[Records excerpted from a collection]
--

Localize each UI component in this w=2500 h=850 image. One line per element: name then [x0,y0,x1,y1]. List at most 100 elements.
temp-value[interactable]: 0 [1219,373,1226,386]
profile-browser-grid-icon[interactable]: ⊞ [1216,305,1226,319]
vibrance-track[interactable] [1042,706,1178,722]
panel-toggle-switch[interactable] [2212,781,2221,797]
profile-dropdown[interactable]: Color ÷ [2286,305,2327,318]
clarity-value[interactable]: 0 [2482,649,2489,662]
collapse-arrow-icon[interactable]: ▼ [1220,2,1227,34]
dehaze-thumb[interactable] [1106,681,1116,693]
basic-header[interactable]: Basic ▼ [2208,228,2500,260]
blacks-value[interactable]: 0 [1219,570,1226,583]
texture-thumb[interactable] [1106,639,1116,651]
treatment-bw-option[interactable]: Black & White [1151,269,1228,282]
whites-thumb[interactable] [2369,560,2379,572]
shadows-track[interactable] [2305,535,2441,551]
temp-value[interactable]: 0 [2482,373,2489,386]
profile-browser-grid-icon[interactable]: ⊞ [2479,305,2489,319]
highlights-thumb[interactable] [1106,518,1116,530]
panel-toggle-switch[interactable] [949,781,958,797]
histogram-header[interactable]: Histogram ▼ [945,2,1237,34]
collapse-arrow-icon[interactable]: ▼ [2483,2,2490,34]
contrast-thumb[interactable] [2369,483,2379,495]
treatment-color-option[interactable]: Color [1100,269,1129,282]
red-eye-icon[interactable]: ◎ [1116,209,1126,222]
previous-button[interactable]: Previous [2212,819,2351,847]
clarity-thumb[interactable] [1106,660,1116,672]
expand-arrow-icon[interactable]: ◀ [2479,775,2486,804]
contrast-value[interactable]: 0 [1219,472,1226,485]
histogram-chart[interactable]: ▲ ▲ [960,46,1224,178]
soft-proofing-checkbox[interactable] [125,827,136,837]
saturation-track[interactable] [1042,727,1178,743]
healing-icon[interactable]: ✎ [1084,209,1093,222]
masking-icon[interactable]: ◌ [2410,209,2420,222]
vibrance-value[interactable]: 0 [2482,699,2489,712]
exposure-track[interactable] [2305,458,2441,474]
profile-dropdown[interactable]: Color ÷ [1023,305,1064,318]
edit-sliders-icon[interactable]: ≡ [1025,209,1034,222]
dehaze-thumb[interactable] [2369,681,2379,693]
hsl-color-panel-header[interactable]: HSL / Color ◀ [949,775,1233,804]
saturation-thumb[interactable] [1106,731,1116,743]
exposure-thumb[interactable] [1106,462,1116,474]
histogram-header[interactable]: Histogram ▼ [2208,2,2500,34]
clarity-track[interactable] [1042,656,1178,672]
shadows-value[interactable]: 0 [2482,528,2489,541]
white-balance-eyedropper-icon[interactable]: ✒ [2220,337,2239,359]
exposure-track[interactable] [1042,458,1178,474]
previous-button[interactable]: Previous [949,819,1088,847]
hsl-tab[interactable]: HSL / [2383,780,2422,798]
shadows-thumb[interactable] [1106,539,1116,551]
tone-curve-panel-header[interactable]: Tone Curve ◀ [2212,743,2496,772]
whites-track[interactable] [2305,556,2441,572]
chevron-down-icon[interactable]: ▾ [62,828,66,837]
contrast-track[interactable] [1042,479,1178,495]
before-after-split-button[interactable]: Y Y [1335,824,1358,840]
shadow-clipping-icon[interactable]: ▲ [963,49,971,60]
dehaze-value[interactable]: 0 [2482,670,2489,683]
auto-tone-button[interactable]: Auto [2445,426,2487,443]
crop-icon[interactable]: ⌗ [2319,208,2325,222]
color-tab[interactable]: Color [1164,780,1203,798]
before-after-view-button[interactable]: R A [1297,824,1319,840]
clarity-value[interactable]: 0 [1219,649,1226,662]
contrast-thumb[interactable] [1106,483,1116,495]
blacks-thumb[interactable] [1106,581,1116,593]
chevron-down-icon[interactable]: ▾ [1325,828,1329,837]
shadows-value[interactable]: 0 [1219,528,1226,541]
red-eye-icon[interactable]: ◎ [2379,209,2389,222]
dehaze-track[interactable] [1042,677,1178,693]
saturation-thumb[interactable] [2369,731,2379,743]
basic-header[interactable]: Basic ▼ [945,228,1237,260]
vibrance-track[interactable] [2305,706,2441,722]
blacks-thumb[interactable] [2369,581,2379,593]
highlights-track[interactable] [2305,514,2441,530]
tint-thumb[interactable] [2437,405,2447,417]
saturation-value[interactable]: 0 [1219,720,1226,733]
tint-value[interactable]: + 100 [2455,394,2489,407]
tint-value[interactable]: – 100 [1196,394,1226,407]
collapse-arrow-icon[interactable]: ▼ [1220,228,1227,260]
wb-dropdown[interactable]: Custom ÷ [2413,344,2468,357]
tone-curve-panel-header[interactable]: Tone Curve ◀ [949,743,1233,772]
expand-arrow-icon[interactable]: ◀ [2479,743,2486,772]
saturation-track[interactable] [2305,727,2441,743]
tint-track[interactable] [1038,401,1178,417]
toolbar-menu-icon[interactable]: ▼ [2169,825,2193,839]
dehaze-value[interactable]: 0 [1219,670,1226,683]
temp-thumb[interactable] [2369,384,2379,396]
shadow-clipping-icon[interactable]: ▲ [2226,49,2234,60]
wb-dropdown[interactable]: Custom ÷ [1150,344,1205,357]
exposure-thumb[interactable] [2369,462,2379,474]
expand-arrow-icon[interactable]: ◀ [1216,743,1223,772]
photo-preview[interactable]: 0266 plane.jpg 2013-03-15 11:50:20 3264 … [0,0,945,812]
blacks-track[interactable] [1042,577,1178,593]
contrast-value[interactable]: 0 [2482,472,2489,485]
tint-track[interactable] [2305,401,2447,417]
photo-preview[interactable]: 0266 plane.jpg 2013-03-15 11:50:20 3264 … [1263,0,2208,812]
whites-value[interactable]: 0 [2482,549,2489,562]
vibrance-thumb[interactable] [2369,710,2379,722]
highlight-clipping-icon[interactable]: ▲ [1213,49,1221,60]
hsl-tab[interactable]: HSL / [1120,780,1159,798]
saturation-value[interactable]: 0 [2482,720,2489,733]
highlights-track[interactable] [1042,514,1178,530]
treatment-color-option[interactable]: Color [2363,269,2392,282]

--

_REQUIRED WORK_.
Extract each line of the material that contains the string "plane", matching case exactly.

_OUTPUT FOR THIS TASK_.
photo-preview[interactable]: 0266 plane.jpg 2013-03-15 11:50:20 3264 … [0,0,945,812]
photo-preview[interactable]: 0266 plane.jpg 2013-03-15 11:50:20 3264 … [1263,0,2208,812]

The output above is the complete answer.